=== Problem description ===
Return each entry exactly, omitting nothing.

=== Exercise data ===
*-*-*

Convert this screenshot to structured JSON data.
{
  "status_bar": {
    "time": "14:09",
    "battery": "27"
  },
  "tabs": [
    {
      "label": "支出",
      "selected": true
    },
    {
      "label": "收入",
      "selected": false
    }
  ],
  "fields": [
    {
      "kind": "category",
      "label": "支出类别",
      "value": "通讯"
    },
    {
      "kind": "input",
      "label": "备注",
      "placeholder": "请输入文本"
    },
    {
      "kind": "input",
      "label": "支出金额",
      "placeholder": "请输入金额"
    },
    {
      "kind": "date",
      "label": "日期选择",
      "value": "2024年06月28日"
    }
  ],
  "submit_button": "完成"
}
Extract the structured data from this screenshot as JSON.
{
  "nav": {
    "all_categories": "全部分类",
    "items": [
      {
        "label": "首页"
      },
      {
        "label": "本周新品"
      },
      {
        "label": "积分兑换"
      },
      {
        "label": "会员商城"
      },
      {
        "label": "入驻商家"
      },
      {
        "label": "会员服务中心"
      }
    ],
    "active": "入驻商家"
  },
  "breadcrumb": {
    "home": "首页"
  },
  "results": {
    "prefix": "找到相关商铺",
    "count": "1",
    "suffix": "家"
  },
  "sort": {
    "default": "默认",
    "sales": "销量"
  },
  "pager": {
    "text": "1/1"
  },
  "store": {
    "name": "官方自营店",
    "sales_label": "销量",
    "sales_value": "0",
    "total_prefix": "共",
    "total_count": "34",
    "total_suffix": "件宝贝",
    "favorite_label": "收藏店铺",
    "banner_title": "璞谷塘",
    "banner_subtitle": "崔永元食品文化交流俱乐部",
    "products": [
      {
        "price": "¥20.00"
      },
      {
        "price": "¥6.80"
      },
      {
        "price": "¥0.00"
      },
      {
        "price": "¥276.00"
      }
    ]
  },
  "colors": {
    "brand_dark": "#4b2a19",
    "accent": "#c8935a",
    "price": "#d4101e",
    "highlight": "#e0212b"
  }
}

*-*-*

=== Result for this task ===
Convert this screenshot to structured JSON data.
{
  "status_bar": {
    "time": "14:09",
    "battery": "27"
  },
  "tabs": [
    {
      "label": "支出",
      "selected": true
    },
    {
      "label": "收入",
      "selected": false
    }
  ],
  "fields": [
    {
      "kind": "category",
      "label": "支出类别",
      "value": "通讯"
    },
    {
      "kind": "input",
      "label": "备注",
      "placeholder": "请输入文本"
    },
    {
      "kind": "input",
      "label": "支出金额",
      "placeholder": "请输入金额"
    },
    {
      "kind": "date",
      "label": "日期选择",
      "value": "2024年06月28日"
    }
  ],
  "submit_button": "完成"
}
Extract the structured data from this screenshot as JSON.
{
  "nav": {
    "all_categories": "全部分类",
    "items": [
      {
        "label": "首页"
      },
      {
        "label": "本周新品"
      },
      {
        "label": "积分兑换"
      },
      {
        "label": "会员商城"
      },
      {
        "label": "入驻商家"
      },
      {
        "label": "会员服务中心"
      }
    ],
    "active": "入驻商家"
  },
  "breadcrumb": {
    "home": "首页"
  },
  "results": {
    "prefix": "找到相关商铺",
    "count": "1",
    "suffix": "家"
  },
  "sort": {
    "default": "默认",
    "sales": "销量"
  },
  "pager": {
    "text": "1/1"
  },
  "store": {
    "name": "官方自营店",
    "sales_label": "销量",
    "sales_value": "0",
    "total_prefix": "共",
    "total_count": "34",
    "total_suffix": "件宝贝",
    "favorite_label": "收藏店铺",
    "banner_title": "璞谷塘",
    "banner_subtitle": "崔永元食品文化交流俱乐部",
    "products": [
      {
        "price": "¥20.00"
      },
      {
        "price": "¥6.80"
      },
      {
        "price": "¥0.00"
      },
      {
        "price": "¥276.00"
      }
    ]
  },
  "colors": {
    "brand_dark": "#4b2a19",
    "accent": "#c8935a",
    "price": "#d4101e",
    "highlight": "#e0212b"
  }
}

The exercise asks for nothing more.